If you’re not friends with or following our editorial staff and aritagraphers on social media, you’re missing out on some entertaining, acrasial diatribes that border on epic status. For instance, a Reeder Rant erupted on Facebook last night when one of his liberal friends posted a video clip of Mike Mulvaney, pissed and moaned about Trump, then said, “…I guess GOP’s modern Jesus is more concerned with propagating the absurd myth of American Exceptionalism. I mean, we did have a pretty exceptional Trail of Tears.”
As some of you who’ve followed us for a while can imagine, that set him off.
Here’s a copy-and-paste version of what he wrote last night in the wee hours of the morning. It’s since evidently been deleted. Mad Duo
Saturday Screeds: Reeder Rants and American Exceptionalism
Oh for fuck’s sake dude. Hate on Trump all you want, but WTF does that have to do with “American Exceptionalism” being an absurd myth?
WAIT – TRIGGER WARNING FOR ANYONE WHO MIGHT NEED IT.
That was a moronic statement, and far beneath you. Let me explain how and why.
Setting aside all political correctness, and fully accepting some of the glaring errors this nation has made in its relatively short history, American Exceptionalism is far, far, from an absurd myth. It’s true all right, and no amount of handwringing apologist fuckery can make it go away.
We are the great experiment, and thus far it has been astonishingly successful.

▶ **DIRECTIVE**
Transcribe the part of the blog post above between "Here’s a copy-and-paste" and "been astonishingly successful.", inclusive.

[Rows from a dataset]
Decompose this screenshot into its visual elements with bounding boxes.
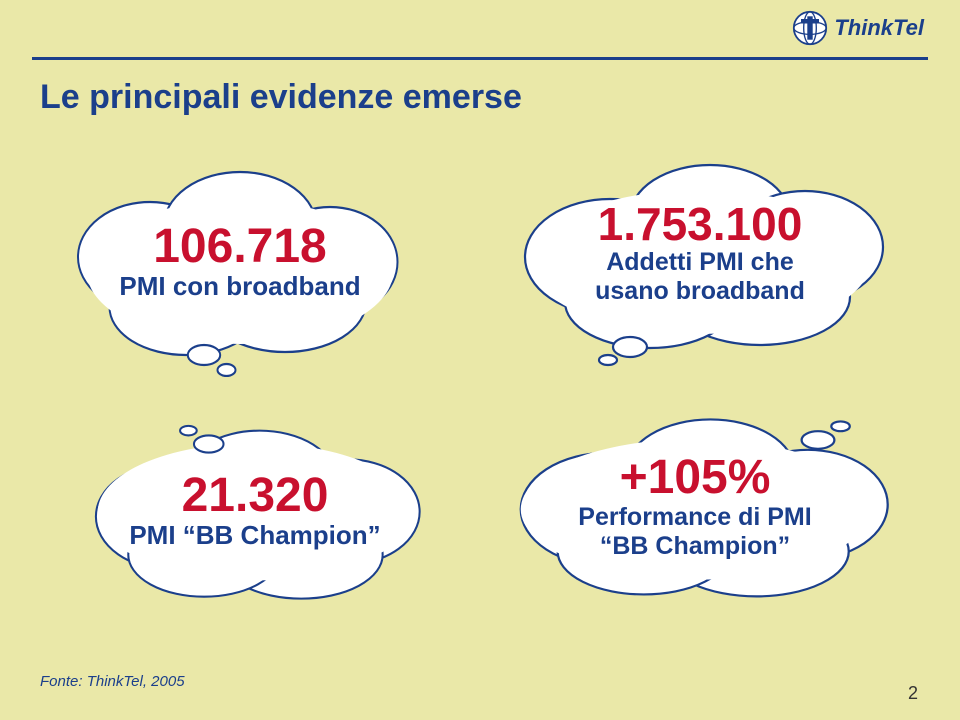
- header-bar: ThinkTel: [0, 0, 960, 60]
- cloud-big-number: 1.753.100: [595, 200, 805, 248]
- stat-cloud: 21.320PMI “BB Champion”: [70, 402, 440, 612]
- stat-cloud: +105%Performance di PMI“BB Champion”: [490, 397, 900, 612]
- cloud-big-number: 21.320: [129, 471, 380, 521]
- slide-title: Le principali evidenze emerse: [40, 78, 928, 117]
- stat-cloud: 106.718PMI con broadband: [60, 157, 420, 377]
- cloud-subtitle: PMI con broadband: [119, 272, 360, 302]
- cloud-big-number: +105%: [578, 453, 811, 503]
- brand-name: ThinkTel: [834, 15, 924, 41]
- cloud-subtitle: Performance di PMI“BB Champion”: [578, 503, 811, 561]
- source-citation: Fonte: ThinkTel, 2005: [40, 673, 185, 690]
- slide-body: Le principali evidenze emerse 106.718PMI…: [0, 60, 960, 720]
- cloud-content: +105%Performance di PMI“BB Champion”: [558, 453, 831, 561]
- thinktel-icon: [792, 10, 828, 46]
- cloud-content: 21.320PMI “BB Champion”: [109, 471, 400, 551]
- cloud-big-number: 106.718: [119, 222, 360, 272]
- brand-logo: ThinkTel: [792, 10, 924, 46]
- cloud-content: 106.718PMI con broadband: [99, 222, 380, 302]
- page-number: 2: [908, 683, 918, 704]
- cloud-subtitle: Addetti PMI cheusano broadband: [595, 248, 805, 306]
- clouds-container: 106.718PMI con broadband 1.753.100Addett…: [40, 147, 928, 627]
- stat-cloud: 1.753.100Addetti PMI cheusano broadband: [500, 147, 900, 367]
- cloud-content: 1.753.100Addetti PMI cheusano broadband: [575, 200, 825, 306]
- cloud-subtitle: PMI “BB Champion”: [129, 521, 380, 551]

---

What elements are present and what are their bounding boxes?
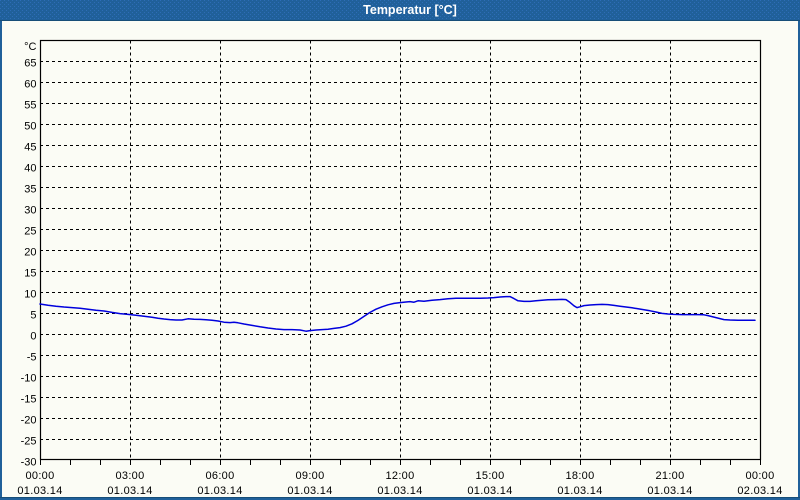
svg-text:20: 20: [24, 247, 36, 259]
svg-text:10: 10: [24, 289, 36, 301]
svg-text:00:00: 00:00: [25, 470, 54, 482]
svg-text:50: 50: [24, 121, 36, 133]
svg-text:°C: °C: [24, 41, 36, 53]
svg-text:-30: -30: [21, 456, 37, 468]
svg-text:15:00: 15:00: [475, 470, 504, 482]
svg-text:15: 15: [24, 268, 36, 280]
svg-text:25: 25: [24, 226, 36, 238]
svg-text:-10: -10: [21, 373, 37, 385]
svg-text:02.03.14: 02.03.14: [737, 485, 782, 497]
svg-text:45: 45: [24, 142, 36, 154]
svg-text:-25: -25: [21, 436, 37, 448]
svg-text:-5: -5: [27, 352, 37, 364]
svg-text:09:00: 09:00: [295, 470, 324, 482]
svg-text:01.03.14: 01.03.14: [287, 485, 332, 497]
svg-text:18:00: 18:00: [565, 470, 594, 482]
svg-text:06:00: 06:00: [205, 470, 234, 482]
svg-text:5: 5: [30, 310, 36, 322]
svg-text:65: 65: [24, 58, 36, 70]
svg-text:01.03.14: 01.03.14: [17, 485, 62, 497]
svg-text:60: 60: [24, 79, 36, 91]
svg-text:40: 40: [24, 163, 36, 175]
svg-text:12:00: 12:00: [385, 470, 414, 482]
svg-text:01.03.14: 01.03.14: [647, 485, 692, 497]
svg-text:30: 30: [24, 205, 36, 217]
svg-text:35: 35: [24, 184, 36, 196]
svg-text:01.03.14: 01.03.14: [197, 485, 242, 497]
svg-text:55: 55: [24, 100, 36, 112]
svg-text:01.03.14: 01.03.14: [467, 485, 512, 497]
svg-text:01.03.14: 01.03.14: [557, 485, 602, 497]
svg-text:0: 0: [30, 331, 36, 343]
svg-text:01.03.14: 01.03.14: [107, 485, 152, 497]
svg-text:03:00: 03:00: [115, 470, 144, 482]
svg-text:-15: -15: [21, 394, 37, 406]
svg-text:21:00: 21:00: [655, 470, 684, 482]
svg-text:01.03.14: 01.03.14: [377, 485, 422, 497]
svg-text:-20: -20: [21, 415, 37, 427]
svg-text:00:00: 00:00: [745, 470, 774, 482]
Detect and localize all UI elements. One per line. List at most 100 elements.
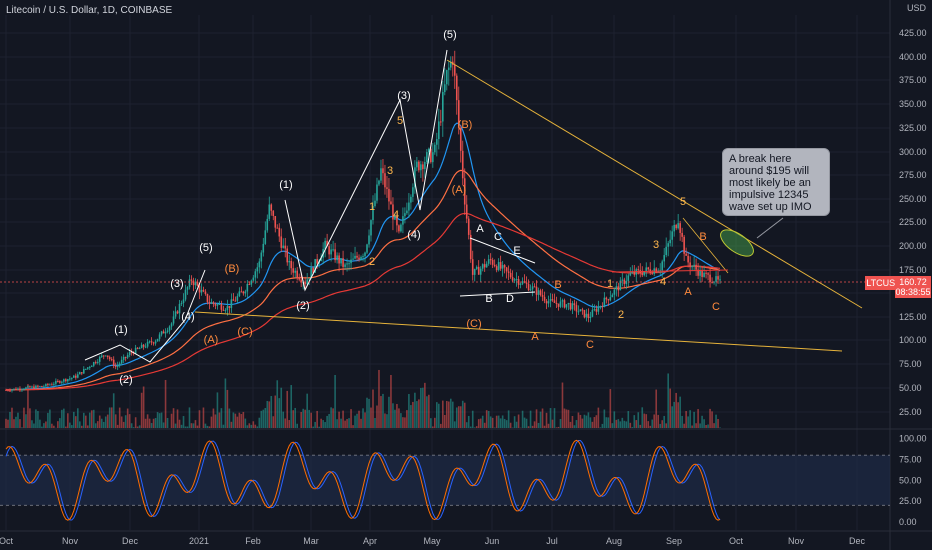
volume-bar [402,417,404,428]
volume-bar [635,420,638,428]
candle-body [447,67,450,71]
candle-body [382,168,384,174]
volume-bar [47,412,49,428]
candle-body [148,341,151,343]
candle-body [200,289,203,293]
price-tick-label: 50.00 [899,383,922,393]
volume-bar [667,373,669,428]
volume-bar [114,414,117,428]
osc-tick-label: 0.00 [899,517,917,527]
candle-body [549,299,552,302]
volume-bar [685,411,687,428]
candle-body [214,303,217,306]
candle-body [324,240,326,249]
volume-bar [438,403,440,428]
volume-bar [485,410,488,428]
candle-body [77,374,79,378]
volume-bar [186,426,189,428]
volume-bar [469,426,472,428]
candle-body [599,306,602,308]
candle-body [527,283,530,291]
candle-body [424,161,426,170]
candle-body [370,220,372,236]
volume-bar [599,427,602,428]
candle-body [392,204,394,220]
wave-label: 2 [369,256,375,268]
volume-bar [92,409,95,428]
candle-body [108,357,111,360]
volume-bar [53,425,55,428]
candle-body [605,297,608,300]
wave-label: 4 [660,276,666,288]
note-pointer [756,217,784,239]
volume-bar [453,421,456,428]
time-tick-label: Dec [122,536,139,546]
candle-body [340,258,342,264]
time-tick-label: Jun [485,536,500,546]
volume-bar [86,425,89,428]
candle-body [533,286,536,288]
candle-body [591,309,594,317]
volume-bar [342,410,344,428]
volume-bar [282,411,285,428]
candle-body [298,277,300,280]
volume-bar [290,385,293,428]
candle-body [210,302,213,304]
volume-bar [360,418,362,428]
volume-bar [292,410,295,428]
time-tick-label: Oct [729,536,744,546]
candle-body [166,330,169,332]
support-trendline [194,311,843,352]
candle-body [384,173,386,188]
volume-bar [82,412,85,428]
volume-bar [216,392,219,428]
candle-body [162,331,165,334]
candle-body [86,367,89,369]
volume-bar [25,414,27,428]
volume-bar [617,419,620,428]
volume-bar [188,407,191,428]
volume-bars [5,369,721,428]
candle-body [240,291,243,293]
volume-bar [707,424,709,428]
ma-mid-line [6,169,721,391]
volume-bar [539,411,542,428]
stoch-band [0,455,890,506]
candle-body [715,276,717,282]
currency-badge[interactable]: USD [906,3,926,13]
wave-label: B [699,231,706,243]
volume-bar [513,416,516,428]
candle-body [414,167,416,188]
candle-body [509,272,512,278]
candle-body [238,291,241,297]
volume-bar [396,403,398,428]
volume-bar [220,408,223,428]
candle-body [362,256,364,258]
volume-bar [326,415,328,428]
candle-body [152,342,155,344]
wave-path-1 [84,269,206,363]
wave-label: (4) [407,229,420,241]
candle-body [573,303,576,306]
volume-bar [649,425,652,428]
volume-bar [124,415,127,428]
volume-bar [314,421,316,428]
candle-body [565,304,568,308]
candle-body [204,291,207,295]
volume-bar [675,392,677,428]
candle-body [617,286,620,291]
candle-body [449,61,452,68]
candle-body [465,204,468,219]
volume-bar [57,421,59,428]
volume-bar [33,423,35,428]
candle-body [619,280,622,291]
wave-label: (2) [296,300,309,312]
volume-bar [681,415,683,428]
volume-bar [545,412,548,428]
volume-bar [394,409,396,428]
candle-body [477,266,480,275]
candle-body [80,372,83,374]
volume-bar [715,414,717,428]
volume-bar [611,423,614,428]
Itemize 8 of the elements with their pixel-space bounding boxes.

--

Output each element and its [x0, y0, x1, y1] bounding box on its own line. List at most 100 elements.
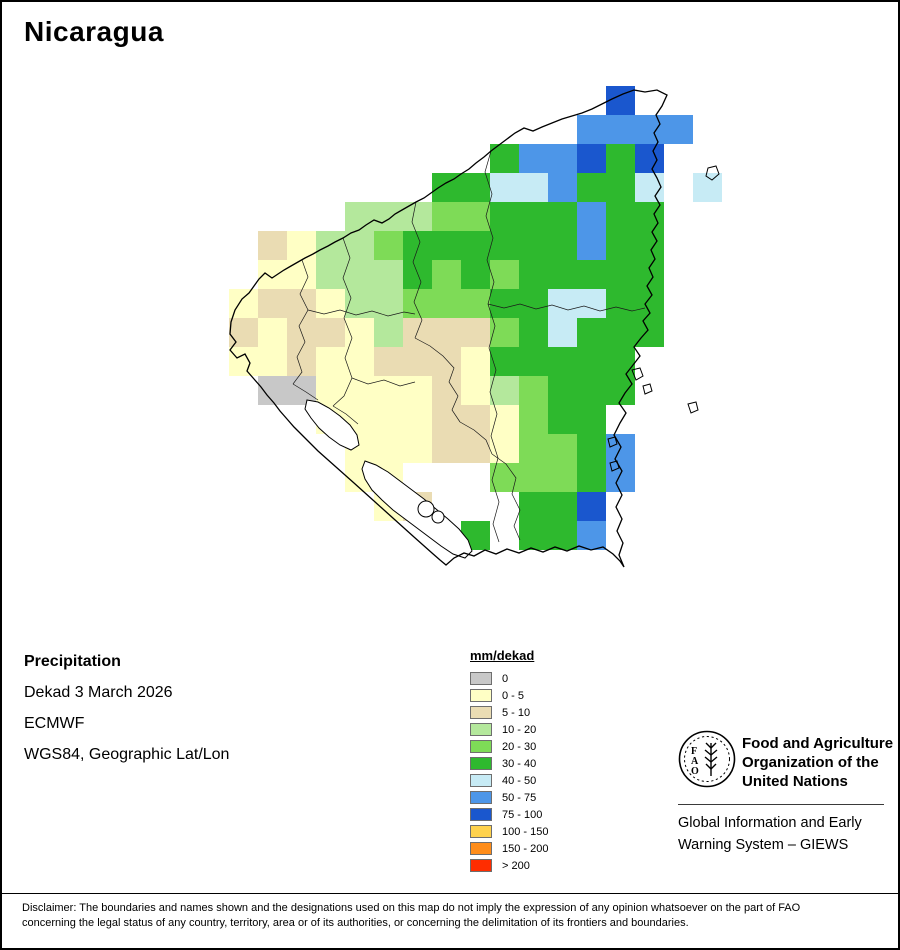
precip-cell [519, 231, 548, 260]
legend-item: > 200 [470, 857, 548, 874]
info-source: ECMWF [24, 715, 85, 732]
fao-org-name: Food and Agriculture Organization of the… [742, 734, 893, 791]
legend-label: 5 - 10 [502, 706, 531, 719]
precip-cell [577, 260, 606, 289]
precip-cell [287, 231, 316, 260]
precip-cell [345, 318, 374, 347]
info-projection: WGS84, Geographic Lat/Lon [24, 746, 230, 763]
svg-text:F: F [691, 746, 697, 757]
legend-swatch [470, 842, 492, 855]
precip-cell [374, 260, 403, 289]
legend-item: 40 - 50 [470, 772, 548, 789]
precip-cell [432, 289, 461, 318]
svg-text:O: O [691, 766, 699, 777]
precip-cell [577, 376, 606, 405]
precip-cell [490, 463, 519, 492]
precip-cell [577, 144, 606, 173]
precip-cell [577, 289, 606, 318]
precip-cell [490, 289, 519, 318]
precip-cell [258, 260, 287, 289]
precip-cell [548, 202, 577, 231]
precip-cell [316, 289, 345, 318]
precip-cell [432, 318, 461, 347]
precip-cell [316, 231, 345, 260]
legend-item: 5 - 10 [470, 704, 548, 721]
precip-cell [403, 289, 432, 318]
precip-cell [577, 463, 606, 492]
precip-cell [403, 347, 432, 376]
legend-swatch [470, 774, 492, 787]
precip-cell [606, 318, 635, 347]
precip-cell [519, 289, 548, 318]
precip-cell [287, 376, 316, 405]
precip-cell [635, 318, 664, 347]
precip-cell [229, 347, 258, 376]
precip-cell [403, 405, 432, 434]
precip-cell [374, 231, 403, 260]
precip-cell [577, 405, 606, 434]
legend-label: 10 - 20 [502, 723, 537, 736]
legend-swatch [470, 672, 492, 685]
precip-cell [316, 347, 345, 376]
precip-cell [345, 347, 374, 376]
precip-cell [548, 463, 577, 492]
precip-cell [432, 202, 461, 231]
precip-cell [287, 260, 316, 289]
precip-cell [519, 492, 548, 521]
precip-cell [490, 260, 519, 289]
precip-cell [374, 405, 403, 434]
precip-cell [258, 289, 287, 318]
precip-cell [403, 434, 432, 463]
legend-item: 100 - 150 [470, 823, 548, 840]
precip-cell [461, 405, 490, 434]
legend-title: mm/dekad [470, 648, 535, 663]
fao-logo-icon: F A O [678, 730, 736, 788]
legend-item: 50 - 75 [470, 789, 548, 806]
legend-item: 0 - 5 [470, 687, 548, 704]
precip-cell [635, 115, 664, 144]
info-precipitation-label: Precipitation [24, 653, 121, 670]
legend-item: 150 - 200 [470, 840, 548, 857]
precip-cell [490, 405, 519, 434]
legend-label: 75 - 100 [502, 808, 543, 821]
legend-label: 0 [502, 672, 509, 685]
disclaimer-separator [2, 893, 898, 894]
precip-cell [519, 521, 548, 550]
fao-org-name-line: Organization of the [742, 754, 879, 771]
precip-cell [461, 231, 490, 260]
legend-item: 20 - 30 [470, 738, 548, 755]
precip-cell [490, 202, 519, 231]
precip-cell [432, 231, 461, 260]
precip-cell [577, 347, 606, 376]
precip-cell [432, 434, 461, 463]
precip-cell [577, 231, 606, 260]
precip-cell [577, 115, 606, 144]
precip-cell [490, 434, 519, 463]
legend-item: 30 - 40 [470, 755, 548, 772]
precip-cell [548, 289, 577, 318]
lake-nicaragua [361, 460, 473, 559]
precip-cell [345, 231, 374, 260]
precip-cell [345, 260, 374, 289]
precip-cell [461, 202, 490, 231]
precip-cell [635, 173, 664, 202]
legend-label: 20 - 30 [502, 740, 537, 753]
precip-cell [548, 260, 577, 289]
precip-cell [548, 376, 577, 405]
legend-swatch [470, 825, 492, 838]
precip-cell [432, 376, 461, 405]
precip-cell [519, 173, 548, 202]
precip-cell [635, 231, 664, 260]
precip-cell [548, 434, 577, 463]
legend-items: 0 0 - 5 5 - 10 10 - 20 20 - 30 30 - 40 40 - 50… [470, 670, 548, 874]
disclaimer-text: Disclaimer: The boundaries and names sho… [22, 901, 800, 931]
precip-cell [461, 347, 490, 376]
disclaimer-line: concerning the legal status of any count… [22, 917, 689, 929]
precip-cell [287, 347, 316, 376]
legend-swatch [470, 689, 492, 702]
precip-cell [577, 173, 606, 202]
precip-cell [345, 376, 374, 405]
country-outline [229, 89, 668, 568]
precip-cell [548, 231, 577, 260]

▶ **FULL ANSWER**
Here’s a copy-and-paste version of what he wrote last night in the wee hours of the morning. It’s since evidently been deleted. Mad Duo
Saturday Screeds: Reeder Rants and American Exceptionalism
Oh for fuck’s sake dude. Hate on Trump all you want, but WTF does that have to do with “American Exceptionalism” being an absurd myth?
WAIT – TRIGGER WARNING FOR ANYONE WHO MIGHT NEED IT.
That was a moronic statement, and far beneath you. Let me explain how and why.
Setting aside all political correctness, and fully accepting some of the glaring errors this nation has made in its relatively short history, American Exceptionalism is far, far, from an absurd myth. It’s true all right, and no amount of handwringing apologist fuckery can make it go away.
We are the great experiment, and thus far it has been astonishingly successful.